■ **Exercise requirements**:
1) Answer these questions from the curling eight-ender text.
(a) What was the final score of the P.E.I. match against Nunavut?
(b) Who skipped the Brazilian team at the 2017 Americas Challenge?
(c) In which end did Tardi's team steal its eight-ender?
2) Summarize the curling eight-ender text in two sentences.
3) Write the next part of the curling eight-ender text, picking up after its final sentence.


===Prince Edward Island vs. Nunavut===
The Prince Edward Island women's team (skipped by Lisa Jackson) scored an eight-ender in the first end of their match against Nunavut (Angela Dale) at the 2015 Travelers Curling Club Championship, Canada's national curling club championship. P.E.I. went on to win the match 21–0, with Nunavut conceding after 6 ends (games at the Travelers are 8 ends in length). This was the first eight-ender ever scored at a national championship in Canada.

===South Korea vs. Qatar===
The South Korean's women's national team skipped by Kim Eun-jung scored an eight-ender in the first end of their match against Qatar (skipped by Mubarkah Al-Abdulla) at the 2016 Pacific-Asia Curling Championships. The Koreans went on to win the match 30–0 with Qatar conceding after six ends. It was the first international event for Qatar.

===United States vs. Brazil===
The United States women's national team skipped by Nina Roth scored an eight-ender in the sixth end of their first match against Brazil (skipped by Aline Gonçalves) at the 2017 Americas Challenge. The Americans went on to win the game 16–2 with the Brazilians immediately conceding after the 6th end. It was the first international event for the Brazilian women's team.

===Tardi vs. Schneider===
Tyler Tardi and his team from Langley stole an eight-ender in the second end of their game against Team Stephen Schneider of Vancouver in their final round-robin game at the 2018 King Cash Spiel, an event on the World Curling Tour. Even though it was just the second end, Team Schneider conceded, losing the game 10–0. Tardi went on to win the event.

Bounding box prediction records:

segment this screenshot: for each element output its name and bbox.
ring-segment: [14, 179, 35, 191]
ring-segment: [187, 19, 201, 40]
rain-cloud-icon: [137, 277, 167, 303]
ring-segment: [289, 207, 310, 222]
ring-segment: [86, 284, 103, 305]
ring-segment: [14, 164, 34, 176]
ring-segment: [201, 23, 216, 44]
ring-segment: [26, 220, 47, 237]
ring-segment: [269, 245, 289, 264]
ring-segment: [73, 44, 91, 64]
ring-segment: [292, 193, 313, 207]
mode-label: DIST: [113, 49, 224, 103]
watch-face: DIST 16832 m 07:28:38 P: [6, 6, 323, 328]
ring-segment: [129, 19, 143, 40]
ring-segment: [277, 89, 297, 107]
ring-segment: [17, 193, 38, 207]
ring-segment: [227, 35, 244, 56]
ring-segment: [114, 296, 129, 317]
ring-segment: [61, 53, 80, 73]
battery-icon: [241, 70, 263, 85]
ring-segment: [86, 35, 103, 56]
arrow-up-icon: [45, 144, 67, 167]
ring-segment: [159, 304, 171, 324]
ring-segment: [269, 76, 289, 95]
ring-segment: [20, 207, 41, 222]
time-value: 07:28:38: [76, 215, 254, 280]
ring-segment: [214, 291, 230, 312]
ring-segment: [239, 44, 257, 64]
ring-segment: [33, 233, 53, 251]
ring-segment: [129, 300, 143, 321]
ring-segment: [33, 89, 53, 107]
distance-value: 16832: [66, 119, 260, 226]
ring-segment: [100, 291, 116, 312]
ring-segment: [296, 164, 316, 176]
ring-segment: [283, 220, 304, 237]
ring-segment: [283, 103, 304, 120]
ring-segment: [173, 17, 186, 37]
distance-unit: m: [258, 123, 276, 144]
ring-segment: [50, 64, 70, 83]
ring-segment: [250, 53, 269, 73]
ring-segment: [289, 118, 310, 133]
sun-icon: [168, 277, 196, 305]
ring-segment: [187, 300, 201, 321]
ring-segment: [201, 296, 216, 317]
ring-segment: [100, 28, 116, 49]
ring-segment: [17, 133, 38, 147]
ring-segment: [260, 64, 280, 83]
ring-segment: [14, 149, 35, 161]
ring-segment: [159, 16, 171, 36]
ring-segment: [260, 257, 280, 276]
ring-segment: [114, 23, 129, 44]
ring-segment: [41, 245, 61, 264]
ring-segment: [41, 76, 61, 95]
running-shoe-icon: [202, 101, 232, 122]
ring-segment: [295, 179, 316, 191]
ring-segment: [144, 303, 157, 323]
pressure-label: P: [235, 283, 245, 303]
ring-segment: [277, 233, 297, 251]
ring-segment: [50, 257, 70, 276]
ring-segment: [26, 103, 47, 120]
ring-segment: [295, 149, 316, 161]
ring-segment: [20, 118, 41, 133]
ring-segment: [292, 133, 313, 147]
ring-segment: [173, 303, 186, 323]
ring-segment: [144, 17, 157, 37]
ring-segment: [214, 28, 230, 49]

■ **Answers for the tasks**:
1)
(a) 21–0
(b) Aline Gonçalves
(c) The second end

2) Prince Edward Island, South Korea and the United States each scored an eight-ender against Nunavut, Qatar and Brazil respectively, and each won easily. Tyler Tardi's team stole an eight-ender in the second end against Team Stephen Schneider at the 2018 King Cash Spiel, after which Schneider conceded and Tardi went on to win the event.

3)
===Switzerland vs. Denmark===
The Swiss national women's curling team skipped by Silvana Tirinzoni scored an eight-ender in the seventh end of their game against Denmark's Madeleine Dupont at the 2021 World Women's Curling Championship. Already sitting seven, Swiss fourth Alina Pätz just needed a draw to the full twelve–foot or better for the eighth point. After her successful throw, Denmark conceded, with the final score of the match being 13–4. It was the first eight-ender scored in World Curling Championships history (men or women).

===Italy vs. Nigeria===
The Italian men's junior team skipped by Giacomo Colli scored an eight-ender in the first end of their game against Nigeria (skipped by Kamsiyochukwu Dike) at the 2022 World Junior-B Curling Championships. Italy went on to win the game 18–3. It was the first competition for the Nigerian junior team.

===Rørvik vs. Zelingrová===
Marianne Rørvik and her team from Oslo, Norway, scored an eight-ender in the sixth end of their game against Team Alžběta Zelingrová of Prague, Czech Republic, in their first round-robin game at the 2023 Mercure Perth Masters. The game was tied 2–2 after the fifth end before the Norwegian team scored the eight-ender to secure a commanding 10–2 victory.

===Smith vs. Steele===
Greg Smith and his St. John's, Newfoundland and Labrador, rink stole an eight-ender in the third end of their game against Colten Steele of Dartmouth, Nova Scotia, at the 2023 Superstore Monctonian Challenge. Already up 3–0, the steal put Team Smith up eleven points, which was followed by immediate concession by Team Steele.

===Turkey vs. Nigeria===
In the third draw of the mixed team event at the 2024 Winter Youth Olympics, Turkey's Muhammed Taha Zenit counted eight in the first end of their game against Nigeria's Goodnews Charles. The Turkish team went on to win the game 22–2 after six ends. The Youth Olympics were the first time the Nigerian team had played on Olympic ice.

===Ueno vs. Suddens===
The Miyu Ueno rink from Karuizawa, Japan, scored an eight-ender in the fourth end of their first game of the 2024 Hack2House Alberta Curling Series Event 1 against New Zealand's Chelsea Suddens. Team Ueno, who played without their skip, already led the game 8–1 with the score of eight giving them a 16–1 victory.

===Qatar vs. Nigeria===
The Qatari men's team (skipped by Nasser Alyafei) scored an eight-ender in their match against Nigeria (skipped by Harold Woods III) in the B division of the 2024 Pan Continental Curling Championships. They scored the eight-ender in the 5th end of the game, and went on to win 16–2.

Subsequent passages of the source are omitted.